### AIM OF THE TASK
Could every line of the data be printed exactly as it reads?

[Figure collection entries]
#####

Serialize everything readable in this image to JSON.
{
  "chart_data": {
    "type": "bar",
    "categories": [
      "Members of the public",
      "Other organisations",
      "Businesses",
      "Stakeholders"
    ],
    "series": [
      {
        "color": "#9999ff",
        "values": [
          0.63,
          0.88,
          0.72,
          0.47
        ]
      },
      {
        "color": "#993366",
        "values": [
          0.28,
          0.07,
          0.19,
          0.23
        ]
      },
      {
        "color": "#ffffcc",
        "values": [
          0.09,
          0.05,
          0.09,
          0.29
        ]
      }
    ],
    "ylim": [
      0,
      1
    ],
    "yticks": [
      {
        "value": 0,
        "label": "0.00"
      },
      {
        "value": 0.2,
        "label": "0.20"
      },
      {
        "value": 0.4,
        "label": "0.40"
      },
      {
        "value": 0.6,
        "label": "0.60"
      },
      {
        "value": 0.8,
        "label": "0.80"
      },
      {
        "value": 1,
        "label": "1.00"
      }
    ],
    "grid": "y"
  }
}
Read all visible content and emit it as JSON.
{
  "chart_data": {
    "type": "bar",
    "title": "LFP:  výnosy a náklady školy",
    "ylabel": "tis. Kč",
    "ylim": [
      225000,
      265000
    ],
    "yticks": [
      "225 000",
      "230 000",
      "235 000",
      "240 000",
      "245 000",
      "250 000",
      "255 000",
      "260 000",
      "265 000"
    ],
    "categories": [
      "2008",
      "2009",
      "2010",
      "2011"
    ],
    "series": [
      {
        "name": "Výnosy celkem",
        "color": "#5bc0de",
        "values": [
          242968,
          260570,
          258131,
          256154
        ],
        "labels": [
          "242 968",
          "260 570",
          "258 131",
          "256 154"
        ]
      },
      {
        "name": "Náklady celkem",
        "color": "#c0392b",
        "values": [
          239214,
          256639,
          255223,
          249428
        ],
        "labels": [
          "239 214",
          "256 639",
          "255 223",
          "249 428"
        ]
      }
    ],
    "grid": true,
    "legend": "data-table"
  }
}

#####

### FINISHED ANSWER
Serialize everything readable in this image to JSON.
{
  "chart_data": {
    "type": "bar",
    "categories": [
      "Members of the public",
      "Other organisations",
      "Businesses",
      "Stakeholders"
    ],
    "series": [
      {
        "color": "#9999ff",
        "values": [
          0.63,
          0.88,
          0.72,
          0.47
        ]
      },
      {
        "color": "#993366",
        "values": [
          0.28,
          0.07,
          0.19,
          0.23
        ]
      },
      {
        "color": "#ffffcc",
        "values": [
          0.09,
          0.05,
          0.09,
          0.29
        ]
      }
    ],
    "ylim": [
      0,
      1
    ],
    "yticks": [
      {
        "value": 0,
        "label": "0.00"
      },
      {
        "value": 0.2,
        "label": "0.20"
      },
      {
        "value": 0.4,
        "label": "0.40"
      },
      {
        "value": 0.6,
        "label": "0.60"
      },
      {
        "value": 0.8,
        "label": "0.80"
      },
      {
        "value": 1,
        "label": "1.00"
      }
    ],
    "grid": "y"
  }
}
Read all visible content and emit it as JSON.
{
  "chart_data": {
    "type": "bar",
    "title": "LFP:  výnosy a náklady školy",
    "ylabel": "tis. Kč",
    "ylim": [
      225000,
      265000
    ],
    "yticks": [
      "225 000",
      "230 000",
      "235 000",
      "240 000",
      "245 000",
      "250 000",
      "255 000",
      "260 000",
      "265 000"
    ],
    "categories": [
      "2008",
      "2009",
      "2010",
      "2011"
    ],
    "series": [
      {
        "name": "Výnosy celkem",
        "color": "#5bc0de",
        "values": [
          242968,
          260570,
          258131,
          256154
        ],
        "labels": [
          "242 968",
          "260 570",
          "258 131",
          "256 154"
        ]
      },
      {
        "name": "Náklady celkem",
        "color": "#c0392b",
        "values": [
          239214,
          256639,
          255223,
          249428
        ],
        "labels": [
          "239 214",
          "256 639",
          "255 223",
          "249 428"
        ]
      }
    ],
    "grid": true,
    "legend": "data-table"
  }
}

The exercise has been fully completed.